Output, word for word, every line from the line with "Transcribe this image's" through the final line of the data below.
Begin INPUT ROWS
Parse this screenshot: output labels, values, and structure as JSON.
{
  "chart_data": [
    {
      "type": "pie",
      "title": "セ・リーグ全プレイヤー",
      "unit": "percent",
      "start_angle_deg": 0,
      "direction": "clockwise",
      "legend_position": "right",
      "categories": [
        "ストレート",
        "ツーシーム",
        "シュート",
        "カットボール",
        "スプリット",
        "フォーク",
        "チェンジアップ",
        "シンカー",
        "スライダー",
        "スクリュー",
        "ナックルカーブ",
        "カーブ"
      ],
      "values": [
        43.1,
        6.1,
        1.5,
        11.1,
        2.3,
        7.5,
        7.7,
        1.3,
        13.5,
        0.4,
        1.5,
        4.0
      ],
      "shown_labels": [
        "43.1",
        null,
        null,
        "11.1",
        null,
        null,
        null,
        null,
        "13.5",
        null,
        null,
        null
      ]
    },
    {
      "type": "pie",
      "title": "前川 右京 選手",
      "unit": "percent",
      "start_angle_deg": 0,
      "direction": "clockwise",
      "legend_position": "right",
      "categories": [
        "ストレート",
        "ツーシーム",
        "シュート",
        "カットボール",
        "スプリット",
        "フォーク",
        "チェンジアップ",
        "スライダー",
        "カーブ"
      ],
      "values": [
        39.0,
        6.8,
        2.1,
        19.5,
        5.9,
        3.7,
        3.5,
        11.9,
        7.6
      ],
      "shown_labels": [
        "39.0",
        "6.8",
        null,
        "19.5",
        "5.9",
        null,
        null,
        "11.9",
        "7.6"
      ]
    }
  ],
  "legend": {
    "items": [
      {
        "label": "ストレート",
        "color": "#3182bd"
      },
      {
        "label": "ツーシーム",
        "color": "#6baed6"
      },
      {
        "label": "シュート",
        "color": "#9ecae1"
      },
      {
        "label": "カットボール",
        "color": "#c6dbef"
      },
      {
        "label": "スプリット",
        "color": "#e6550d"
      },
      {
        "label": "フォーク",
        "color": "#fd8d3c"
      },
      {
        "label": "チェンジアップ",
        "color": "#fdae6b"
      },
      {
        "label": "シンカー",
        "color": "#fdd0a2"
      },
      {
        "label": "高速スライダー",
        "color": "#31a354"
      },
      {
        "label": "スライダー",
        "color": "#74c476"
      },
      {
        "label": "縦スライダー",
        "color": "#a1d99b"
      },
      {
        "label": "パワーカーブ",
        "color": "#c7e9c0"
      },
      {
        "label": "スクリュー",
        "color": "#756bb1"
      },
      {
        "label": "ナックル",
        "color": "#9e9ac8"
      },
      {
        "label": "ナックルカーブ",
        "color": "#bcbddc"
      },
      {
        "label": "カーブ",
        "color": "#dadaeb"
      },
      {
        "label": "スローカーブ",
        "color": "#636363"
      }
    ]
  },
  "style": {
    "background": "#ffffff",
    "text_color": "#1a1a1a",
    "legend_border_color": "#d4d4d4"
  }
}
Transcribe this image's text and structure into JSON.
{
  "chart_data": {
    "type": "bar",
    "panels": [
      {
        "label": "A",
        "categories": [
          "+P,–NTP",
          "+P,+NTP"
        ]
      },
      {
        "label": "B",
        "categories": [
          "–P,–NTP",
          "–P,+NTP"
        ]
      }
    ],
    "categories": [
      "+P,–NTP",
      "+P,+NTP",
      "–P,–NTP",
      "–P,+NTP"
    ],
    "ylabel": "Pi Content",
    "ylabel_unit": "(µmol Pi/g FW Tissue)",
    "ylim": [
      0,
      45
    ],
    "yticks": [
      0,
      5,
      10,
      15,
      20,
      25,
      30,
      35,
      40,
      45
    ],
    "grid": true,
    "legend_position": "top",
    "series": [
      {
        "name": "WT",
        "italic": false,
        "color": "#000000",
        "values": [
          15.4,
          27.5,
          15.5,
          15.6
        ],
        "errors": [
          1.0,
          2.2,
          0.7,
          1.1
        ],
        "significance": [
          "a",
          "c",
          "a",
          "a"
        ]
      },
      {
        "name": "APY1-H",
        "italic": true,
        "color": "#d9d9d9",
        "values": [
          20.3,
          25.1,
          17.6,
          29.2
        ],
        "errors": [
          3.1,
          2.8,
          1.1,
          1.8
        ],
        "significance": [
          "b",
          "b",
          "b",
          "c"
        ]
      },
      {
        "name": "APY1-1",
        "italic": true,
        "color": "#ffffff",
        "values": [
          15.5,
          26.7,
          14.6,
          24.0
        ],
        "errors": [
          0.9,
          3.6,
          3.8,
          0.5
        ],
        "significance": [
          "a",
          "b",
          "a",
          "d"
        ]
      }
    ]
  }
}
End INPUT ROWS
■ CORRECT RESULT
Transcribe this image's text and structure into JSON.
{
  "chart_data": {
    "type": "bar",
    "panels": [
      {
        "label": "A",
        "categories": [
          "+P,–NTP",
          "+P,+NTP"
        ]
      },
      {
        "label": "B",
        "categories": [
          "–P,–NTP",
          "–P,+NTP"
        ]
      }
    ],
    "categories": [
      "+P,–NTP",
      "+P,+NTP",
      "–P,–NTP",
      "–P,+NTP"
    ],
    "ylabel": "Pi Content",
    "ylabel_unit": "(µmol Pi/g FW Tissue)",
    "ylim": [
      0,
      45
    ],
    "yticks": [
      0,
      5,
      10,
      15,
      20,
      25,
      30,
      35,
      40,
      45
    ],
    "grid": true,
    "legend_position": "top",
    "series": [
      {
        "name": "WT",
        "italic": false,
        "color": "#000000",
        "values": [
          15.4,
          27.5,
          15.5,
          15.6
        ],
        "errors": [
          1.0,
          2.2,
          0.7,
          1.1
        ],
        "significance": [
          "a",
          "c",
          "a",
          "a"
        ]
      },
      {
        "name": "APY1-H",
        "italic": true,
        "color": "#d9d9d9",
        "values": [
          20.3,
          25.1,
          17.6,
          29.2
        ],
        "errors": [
          3.1,
          2.8,
          1.1,
          1.8
        ],
        "significance": [
          "b",
          "b",
          "b",
          "c"
        ]
      },
      {
        "name": "APY1-1",
        "italic": true,
        "color": "#ffffff",
        "values": [
          15.5,
          26.7,
          14.6,
          24.0
        ],
        "errors": [
          0.9,
          3.6,
          3.8,
          0.5
        ],
        "significance": [
          "a",
          "b",
          "a",
          "d"
        ]
      }
    ]
  }
}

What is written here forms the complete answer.